• **SOURCE EXCERPT**

Requires-Dist: sentence-transformers>=2.2.2; extra == "nlp"
Provides-Extra: scheduler
Requires-Dist: APScheduler>=3.10.4; extra == "scheduler"
Provides-Extra: templates
Requires-Dist: Jinja2>=3.1.2; extra == "templates"
Provides-Extra: env
Requires-Dist: python-dotenv>=1.0.0; extra == "env"
Dynamic: license-file

# Podcast Transcription CLI Tool

Transcribe podcasts and other audio from a URL or local file. Choose between local Whisper, AWS Transcribe, or Google Cloud Speech‑to‑Text. Export transcripts to text, subtitles, and e‑books.

Badges

- CI: ![CI](https://github.com/Caripson/Podcast-Transcription-CLI-Tool/actions/workflows/ci.yml/badge.svg)
- Coverage: ![Coverage](https://img.shields.io/badge/coverage-85%25-brightgreen)
- Lint: [![Ruff](https://img.shields.io/badge/lint-ruff-blue)](https://github.com/Caripson/Podcast-Transcription-CLI-Tool/actions/workflows/ci.yml)
- Docs: [![Docs](https://github.com/Caripson/Podcast-Transcription-CLI-Tool/actions/workflows/docs.yml/badge.svg)](https://github.com/Caripson/Podcast-Transcription-CLI-Tool/actions/workflows/docs.yml)
 - PyPI: [![PyPI](https://img.shields.io/pypi/v/podcast-transcriber.svg)](https://pypi.org/project/podcast-transcriber/)
 - PyVersions: [![PyPI - Python Version](https://img.shields.io/pypi/pyversions/podcast-transcriber.svg)](https://pypi.org/project/podcast-transcriber/)
 - Wheel: [![PyPI - Wheel](https://img.shields.io/pypi/wheel/podcast-transcriber.svg)](https://pypi.org/project/podcast-transcriber/)
- Smoke: [![Smoke](https://github.com/Caripson/Podcast-Transcription-CLI-Tool/actions/workflows/smoke.yml/badge.svg)](https://github.com/Caripson/Podcast-Transcription-CLI-Tool/actions/workflows/smoke.yml)
- E2E: [![E2E](https://github.com/Caripson/Podcast-Transcription-CLI-Tool/actions/workflows/e2e.yml/badge.svg)](https://github.com/Caripson/Podcast-Transcription-CLI-Tool/actions/workflows/e2e.yml)

• **STATED GOAL A**
Which three transcription options does the podcast transcription tool text say you can choose between?

• **STORED RECORDS**
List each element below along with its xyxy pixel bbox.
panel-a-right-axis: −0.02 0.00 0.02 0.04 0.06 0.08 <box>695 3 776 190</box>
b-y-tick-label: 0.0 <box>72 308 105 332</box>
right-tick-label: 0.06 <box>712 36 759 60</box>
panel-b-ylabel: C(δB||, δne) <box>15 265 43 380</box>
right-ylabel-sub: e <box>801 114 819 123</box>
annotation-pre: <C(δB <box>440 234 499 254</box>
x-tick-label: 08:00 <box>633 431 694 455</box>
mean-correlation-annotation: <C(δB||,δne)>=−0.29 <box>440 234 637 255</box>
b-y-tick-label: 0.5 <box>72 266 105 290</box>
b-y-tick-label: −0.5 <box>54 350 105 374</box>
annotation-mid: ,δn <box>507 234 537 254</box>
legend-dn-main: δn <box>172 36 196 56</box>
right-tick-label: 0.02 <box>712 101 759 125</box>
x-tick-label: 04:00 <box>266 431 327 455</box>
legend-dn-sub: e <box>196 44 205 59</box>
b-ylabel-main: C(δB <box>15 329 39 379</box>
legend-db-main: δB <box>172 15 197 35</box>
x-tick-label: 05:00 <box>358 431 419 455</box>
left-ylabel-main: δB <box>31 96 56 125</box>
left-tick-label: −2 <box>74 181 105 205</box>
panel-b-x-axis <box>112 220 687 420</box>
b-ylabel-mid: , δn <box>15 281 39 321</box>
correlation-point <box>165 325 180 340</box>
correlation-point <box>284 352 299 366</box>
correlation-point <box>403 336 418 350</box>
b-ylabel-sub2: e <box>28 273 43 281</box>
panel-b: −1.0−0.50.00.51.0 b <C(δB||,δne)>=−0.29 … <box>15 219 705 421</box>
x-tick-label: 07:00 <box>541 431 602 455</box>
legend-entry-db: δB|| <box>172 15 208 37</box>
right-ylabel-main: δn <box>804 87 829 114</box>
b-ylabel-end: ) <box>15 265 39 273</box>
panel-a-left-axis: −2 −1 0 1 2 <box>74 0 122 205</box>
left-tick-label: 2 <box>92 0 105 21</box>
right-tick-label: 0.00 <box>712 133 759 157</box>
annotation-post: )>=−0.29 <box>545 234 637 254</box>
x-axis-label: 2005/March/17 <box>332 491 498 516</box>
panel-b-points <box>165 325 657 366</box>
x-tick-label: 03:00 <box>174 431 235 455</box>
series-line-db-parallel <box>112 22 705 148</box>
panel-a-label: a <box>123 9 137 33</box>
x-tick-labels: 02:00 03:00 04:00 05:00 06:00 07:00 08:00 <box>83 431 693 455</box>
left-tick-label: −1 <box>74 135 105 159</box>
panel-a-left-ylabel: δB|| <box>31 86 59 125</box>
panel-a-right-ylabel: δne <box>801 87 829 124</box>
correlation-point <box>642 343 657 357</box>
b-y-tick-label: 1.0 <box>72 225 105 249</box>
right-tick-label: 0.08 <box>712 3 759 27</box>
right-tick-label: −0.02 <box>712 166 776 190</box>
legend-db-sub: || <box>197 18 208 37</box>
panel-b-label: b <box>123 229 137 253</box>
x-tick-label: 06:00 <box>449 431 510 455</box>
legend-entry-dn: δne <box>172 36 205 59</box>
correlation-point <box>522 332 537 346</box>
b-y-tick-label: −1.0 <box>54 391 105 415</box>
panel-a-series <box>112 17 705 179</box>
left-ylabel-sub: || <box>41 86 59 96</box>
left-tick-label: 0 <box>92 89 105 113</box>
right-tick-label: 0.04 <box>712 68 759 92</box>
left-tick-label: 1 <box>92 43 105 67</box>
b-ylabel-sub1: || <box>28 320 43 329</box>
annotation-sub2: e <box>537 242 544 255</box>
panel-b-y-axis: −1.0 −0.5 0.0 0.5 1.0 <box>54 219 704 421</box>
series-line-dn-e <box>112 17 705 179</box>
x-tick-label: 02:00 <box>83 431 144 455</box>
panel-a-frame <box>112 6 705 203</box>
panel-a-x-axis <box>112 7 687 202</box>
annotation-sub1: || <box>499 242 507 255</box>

• **STATED GOAL B**
Can you return the listing word for word, from its first line up to and including the line with "right-ylabel-sub: e <box>801", and nothing more?

• **TASK ANSWER A**
Local Whisper, AWS Transcribe, or Google Cloud Speech‑to‑Text.

• **TASK ANSWER B**
List each element below along with its xyxy pixel bbox.
panel-a-right-axis: −0.02 0.00 0.02 0.04 0.06 0.08 <box>695 3 776 190</box>
b-y-tick-label: 0.0 <box>72 308 105 332</box>
right-tick-label: 0.06 <box>712 36 759 60</box>
panel-b-ylabel: C(δB||, δne) <box>15 265 43 380</box>
right-ylabel-sub: e <box>801 114 819 123</box>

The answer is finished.